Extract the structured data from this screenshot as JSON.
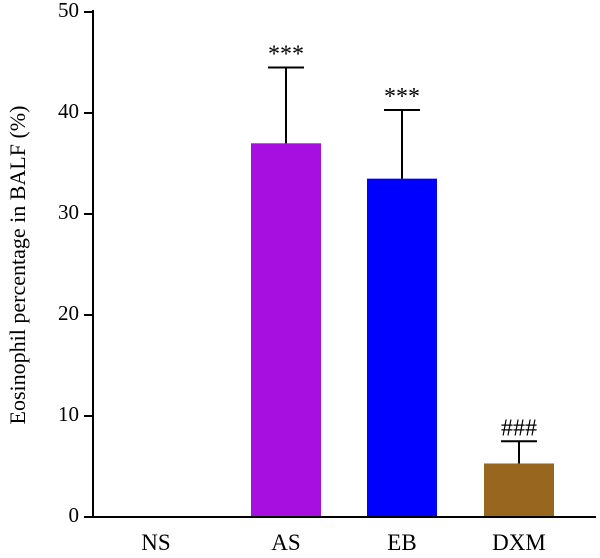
{
  "chart_data": {
    "type": "bar",
    "title": "",
    "xlabel": "",
    "ylabel": "Eosinophil percentage in BALF (%)",
    "ylim": [
      0,
      50
    ],
    "yticks": [
      0,
      10,
      20,
      30,
      40,
      50
    ],
    "grid": false,
    "categories": [
      "NS",
      "AS",
      "EB",
      "DXM"
    ],
    "values": [
      0,
      37,
      33.5,
      5.3
    ],
    "errors": [
      0,
      7.5,
      6.8,
      2.2
    ],
    "colors": [
      "#ffffff",
      "#a60fe0",
      "#0000ff",
      "#98661f"
    ],
    "annotations": [
      "",
      "***",
      "***",
      "###"
    ]
  }
}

######

Given problem: Reproduce the full listing above verbatim, with no pictures included.

Finished task:
Extract the structured data from this screenshot as JSON.
{
  "chart_data": {
    "type": "bar",
    "title": "",
    "xlabel": "",
    "ylabel": "Eosinophil percentage in BALF (%)",
    "ylim": [
      0,
      50
    ],
    "yticks": [
      0,
      10,
      20,
      30,
      40,
      50
    ],
    "grid": false,
    "categories": [
      "NS",
      "AS",
      "EB",
      "DXM"
    ],
    "values": [
      0,
      37,
      33.5,
      5.3
    ],
    "errors": [
      0,
      7.5,
      6.8,
      2.2
    ],
    "colors": [
      "#ffffff",
      "#a60fe0",
      "#0000ff",
      "#98661f"
    ],
    "annotations": [
      "",
      "***",
      "***",
      "###"
    ]
  }
}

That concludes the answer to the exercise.